**Required task:** Single out the lines that include the word "caption". Copy them.

**Rows:**
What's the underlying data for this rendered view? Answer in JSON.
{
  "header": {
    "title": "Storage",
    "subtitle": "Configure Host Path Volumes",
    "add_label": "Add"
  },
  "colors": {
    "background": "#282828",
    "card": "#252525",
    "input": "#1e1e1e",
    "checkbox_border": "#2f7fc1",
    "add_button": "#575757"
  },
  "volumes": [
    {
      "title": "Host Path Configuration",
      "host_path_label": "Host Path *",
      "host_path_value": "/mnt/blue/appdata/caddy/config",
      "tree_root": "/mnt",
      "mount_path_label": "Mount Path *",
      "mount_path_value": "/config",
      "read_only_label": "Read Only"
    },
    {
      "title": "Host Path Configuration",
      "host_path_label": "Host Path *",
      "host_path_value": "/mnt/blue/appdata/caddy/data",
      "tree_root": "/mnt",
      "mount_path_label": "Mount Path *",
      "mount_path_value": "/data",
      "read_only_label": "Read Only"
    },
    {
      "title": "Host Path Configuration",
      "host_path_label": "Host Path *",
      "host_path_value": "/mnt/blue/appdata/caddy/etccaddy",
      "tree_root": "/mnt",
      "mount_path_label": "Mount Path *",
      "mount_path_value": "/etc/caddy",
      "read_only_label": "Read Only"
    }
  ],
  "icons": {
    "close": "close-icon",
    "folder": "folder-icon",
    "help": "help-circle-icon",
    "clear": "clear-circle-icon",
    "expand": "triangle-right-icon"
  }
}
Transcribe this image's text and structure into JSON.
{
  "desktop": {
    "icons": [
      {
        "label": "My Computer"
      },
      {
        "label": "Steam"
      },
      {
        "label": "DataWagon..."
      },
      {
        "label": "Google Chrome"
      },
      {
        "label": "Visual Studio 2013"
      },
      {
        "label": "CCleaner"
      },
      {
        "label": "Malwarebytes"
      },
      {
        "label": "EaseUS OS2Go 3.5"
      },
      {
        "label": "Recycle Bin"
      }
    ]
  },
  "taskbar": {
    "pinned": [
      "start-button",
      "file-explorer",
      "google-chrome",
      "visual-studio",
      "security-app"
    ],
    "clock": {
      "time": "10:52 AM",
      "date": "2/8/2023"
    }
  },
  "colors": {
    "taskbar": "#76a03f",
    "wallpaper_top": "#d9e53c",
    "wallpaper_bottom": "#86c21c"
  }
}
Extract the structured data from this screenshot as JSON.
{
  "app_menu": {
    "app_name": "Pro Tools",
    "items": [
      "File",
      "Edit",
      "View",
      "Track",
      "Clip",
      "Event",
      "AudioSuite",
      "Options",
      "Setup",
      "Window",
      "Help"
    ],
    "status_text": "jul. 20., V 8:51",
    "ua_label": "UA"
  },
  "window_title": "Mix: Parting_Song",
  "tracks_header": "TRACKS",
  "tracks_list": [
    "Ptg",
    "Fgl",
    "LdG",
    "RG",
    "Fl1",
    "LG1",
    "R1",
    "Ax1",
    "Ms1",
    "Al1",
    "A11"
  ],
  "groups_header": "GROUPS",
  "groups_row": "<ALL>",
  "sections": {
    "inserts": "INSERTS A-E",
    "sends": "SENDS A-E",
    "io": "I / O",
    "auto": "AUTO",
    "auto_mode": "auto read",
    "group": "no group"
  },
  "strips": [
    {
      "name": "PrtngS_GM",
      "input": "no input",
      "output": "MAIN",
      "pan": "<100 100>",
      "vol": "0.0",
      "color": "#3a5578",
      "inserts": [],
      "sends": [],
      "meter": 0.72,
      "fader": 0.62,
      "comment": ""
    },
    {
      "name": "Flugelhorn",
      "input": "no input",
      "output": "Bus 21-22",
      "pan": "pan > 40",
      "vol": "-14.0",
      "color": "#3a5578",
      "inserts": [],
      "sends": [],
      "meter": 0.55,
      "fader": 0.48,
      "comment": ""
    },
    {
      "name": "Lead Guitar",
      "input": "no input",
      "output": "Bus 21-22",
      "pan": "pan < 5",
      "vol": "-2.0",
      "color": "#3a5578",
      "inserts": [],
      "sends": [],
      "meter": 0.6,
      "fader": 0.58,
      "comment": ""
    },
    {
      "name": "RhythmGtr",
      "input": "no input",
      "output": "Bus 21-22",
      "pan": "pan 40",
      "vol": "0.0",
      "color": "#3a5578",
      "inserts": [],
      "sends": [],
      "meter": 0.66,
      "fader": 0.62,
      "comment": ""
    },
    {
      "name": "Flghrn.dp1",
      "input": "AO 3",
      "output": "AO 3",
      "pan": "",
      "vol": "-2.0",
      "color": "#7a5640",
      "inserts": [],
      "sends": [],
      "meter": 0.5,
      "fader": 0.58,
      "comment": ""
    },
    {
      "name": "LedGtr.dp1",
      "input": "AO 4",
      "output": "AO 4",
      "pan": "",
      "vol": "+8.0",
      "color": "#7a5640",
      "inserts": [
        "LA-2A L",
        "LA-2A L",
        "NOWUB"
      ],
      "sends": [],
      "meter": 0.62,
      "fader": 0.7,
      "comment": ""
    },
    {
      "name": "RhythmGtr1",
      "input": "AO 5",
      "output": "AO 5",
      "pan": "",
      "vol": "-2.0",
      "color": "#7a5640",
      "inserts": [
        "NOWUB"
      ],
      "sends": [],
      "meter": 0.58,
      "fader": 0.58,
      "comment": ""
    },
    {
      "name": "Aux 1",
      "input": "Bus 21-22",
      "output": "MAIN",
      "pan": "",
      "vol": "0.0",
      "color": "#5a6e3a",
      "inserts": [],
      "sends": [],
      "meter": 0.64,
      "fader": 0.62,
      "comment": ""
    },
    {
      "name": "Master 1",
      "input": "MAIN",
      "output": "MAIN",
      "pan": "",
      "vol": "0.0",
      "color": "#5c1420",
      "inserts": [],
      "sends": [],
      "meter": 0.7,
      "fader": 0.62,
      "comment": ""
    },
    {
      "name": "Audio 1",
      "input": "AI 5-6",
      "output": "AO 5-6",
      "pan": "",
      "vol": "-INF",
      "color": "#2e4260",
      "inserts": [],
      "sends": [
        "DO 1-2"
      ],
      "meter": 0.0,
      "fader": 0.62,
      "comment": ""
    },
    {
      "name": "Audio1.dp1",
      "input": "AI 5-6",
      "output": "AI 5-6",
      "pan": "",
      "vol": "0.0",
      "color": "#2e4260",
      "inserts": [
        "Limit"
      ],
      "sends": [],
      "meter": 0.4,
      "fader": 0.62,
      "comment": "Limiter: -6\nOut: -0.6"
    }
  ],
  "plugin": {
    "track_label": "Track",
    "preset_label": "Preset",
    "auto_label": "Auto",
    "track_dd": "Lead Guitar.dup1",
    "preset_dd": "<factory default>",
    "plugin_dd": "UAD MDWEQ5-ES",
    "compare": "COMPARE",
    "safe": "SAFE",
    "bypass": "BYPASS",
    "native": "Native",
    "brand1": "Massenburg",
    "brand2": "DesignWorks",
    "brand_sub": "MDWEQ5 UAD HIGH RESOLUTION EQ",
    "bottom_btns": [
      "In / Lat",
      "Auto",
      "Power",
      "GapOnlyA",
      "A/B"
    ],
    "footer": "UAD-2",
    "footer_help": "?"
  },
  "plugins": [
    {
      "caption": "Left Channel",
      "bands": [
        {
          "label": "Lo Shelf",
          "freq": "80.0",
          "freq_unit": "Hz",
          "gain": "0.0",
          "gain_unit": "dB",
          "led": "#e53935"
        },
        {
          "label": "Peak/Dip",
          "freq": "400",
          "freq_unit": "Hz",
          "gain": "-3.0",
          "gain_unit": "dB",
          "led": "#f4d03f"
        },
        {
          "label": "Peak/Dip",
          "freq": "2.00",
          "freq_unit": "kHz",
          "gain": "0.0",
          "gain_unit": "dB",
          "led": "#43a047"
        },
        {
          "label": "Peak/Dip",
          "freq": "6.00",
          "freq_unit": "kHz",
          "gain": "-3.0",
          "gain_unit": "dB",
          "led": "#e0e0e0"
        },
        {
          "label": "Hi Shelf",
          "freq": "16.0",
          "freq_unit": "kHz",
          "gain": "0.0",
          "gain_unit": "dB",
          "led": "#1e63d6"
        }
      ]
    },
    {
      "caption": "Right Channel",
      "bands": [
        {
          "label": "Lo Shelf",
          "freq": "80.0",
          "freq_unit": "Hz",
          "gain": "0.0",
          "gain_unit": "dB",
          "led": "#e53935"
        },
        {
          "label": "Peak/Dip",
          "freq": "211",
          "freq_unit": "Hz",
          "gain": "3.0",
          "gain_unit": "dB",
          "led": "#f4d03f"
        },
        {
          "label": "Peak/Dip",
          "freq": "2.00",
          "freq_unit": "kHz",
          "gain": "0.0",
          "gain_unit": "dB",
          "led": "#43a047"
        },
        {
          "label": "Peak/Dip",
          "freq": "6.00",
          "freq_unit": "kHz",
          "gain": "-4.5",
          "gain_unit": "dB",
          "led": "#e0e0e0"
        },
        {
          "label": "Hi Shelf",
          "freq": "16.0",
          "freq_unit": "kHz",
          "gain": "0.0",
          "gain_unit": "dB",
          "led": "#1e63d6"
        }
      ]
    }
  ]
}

**Solution to the problem:**
      "caption": "Left Channel",
      "caption": "Right Channel",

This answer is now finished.